*The request*. Check each line of the entries below for the string "name"; copy every line where it appears.

Extracted data entries
# # # # #

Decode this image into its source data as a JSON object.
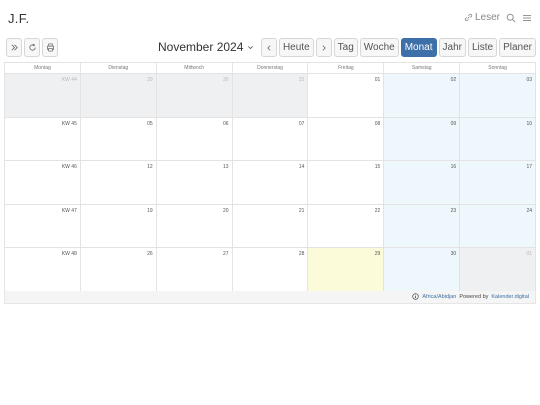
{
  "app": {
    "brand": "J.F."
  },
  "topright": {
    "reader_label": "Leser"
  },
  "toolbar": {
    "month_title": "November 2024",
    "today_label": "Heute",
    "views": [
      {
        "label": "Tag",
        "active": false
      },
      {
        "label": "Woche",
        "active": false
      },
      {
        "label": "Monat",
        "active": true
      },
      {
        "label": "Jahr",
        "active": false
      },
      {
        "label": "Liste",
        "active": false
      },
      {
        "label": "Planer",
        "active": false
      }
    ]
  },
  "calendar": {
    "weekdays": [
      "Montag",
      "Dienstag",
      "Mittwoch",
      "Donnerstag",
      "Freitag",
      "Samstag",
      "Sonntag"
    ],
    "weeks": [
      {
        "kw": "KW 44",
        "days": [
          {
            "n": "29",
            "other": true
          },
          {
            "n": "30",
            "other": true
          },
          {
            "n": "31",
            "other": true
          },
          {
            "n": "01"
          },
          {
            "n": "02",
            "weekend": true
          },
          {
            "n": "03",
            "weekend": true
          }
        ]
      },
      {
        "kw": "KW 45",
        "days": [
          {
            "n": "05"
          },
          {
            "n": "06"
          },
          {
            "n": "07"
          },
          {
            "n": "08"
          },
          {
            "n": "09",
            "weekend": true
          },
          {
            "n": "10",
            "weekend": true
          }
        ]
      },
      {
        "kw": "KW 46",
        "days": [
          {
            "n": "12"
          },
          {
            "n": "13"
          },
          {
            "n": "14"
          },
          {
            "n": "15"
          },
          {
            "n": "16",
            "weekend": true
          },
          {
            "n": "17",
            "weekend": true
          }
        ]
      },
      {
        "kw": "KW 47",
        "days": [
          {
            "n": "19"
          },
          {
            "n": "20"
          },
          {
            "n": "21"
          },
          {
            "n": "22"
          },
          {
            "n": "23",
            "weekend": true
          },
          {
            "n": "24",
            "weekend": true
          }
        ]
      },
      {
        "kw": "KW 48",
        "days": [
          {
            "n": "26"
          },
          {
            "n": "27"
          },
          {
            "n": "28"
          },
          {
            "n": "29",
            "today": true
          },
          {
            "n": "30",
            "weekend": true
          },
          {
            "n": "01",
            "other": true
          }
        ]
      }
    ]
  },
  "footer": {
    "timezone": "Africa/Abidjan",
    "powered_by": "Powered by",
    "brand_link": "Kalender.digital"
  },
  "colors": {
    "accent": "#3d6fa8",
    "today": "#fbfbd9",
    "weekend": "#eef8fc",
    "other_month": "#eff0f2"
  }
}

# # # # #

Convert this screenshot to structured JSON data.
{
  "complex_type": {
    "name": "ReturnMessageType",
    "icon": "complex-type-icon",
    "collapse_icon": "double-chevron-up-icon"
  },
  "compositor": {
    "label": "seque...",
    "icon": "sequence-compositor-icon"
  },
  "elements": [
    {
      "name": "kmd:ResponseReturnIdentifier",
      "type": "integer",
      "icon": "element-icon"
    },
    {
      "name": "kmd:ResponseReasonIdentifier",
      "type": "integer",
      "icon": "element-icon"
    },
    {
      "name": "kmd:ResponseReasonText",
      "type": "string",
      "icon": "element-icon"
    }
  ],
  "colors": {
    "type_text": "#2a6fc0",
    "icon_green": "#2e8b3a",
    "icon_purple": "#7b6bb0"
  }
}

# # # # #

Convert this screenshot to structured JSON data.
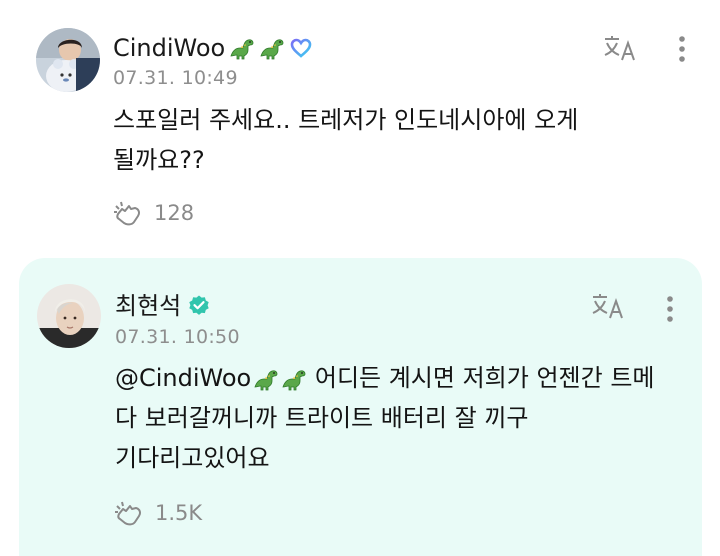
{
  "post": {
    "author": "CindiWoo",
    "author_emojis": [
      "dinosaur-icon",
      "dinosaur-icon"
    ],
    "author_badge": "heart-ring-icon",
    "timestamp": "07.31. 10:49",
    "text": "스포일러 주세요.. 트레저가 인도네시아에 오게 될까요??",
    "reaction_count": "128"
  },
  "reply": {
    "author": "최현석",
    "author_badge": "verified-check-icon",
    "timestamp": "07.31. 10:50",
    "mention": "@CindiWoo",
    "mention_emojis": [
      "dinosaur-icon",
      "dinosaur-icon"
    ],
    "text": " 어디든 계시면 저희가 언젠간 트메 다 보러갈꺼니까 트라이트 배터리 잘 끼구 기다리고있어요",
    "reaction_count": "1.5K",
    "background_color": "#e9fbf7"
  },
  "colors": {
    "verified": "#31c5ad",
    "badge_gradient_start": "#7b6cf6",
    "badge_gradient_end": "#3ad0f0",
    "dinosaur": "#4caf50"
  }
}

# # # # #

*Solution for this problem*.
    "name": "ReturnMessageType",
      "name": "kmd:ResponseReturnIdentifier",
      "name": "kmd:ResponseReasonIdentifier",
      "name": "kmd:ResponseReasonText",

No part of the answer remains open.